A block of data
-*-*-
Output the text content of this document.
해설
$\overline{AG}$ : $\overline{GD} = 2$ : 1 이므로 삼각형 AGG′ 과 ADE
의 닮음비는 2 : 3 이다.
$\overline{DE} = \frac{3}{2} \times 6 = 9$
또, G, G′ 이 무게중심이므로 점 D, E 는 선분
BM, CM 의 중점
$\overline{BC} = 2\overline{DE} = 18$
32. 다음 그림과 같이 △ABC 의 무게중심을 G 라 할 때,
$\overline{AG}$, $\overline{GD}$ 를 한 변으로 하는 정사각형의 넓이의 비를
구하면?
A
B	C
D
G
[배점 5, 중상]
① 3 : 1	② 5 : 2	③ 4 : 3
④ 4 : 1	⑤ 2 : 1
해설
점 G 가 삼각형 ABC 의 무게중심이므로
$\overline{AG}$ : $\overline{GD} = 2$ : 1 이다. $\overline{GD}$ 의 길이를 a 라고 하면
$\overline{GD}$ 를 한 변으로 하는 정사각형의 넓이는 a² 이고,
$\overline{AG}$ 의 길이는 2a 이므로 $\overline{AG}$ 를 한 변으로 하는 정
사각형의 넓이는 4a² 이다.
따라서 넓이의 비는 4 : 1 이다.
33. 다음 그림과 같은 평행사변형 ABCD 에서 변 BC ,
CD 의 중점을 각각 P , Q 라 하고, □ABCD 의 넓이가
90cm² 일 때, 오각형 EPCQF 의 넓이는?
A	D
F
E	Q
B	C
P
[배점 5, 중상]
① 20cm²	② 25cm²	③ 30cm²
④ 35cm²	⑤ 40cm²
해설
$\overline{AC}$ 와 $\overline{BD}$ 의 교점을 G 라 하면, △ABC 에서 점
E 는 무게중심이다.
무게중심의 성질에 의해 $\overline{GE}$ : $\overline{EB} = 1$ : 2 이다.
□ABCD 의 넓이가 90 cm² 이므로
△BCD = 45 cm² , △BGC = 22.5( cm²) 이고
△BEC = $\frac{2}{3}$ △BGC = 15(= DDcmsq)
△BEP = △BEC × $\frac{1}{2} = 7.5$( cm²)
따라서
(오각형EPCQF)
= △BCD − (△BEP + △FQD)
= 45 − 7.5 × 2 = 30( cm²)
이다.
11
-*-*-
## Stated goal
Transcribe the material above in its entirety. Match it exactly.

## Solved exercise
Output the text content of this document.
해설
$\overline{AG}$ : $\overline{GD} = 2$ : 1 이므로 삼각형 AGG′ 과 ADE
의 닮음비는 2 : 3 이다.
$\overline{DE} = \frac{3}{2} \times 6 = 9$
또, G, G′ 이 무게중심이므로 점 D, E 는 선분
BM, CM 의 중점
$\overline{BC} = 2\overline{DE} = 18$
32. 다음 그림과 같이 △ABC 의 무게중심을 G 라 할 때,
$\overline{AG}$, $\overline{GD}$ 를 한 변으로 하는 정사각형의 넓이의 비를
구하면?
A
B	C
D
G
[배점 5, 중상]
① 3 : 1	② 5 : 2	③ 4 : 3
④ 4 : 1	⑤ 2 : 1
해설
점 G 가 삼각형 ABC 의 무게중심이므로
$\overline{AG}$ : $\overline{GD} = 2$ : 1 이다. $\overline{GD}$ 의 길이를 a 라고 하면
$\overline{GD}$ 를 한 변으로 하는 정사각형의 넓이는 a² 이고,
$\overline{AG}$ 의 길이는 2a 이므로 $\overline{AG}$ 를 한 변으로 하는 정
사각형의 넓이는 4a² 이다.
따라서 넓이의 비는 4 : 1 이다.
33. 다음 그림과 같은 평행사변형 ABCD 에서 변 BC ,
CD 의 중점을 각각 P , Q 라 하고, □ABCD 의 넓이가
90cm² 일 때, 오각형 EPCQF 의 넓이는?
A	D
F
E	Q
B	C
P
[배점 5, 중상]
① 20cm²	② 25cm²	③ 30cm²
④ 35cm²	⑤ 40cm²
해설
$\overline{AC}$ 와 $\overline{BD}$ 의 교점을 G 라 하면, △ABC 에서 점
E 는 무게중심이다.
무게중심의 성질에 의해 $\overline{GE}$ : $\overline{EB} = 1$ : 2 이다.
□ABCD 의 넓이가 90 cm² 이므로
△BCD = 45 cm² , △BGC = 22.5( cm²) 이고
△BEC = $\frac{2}{3}$ △BGC = 15(= DDcmsq)
△BEP = △BEC × $\frac{1}{2} = 7.5$( cm²)
따라서
(오각형EPCQF)
= △BCD − (△BEP + △FQD)
= 45 − 7.5 × 2 = 30( cm²)
이다.
11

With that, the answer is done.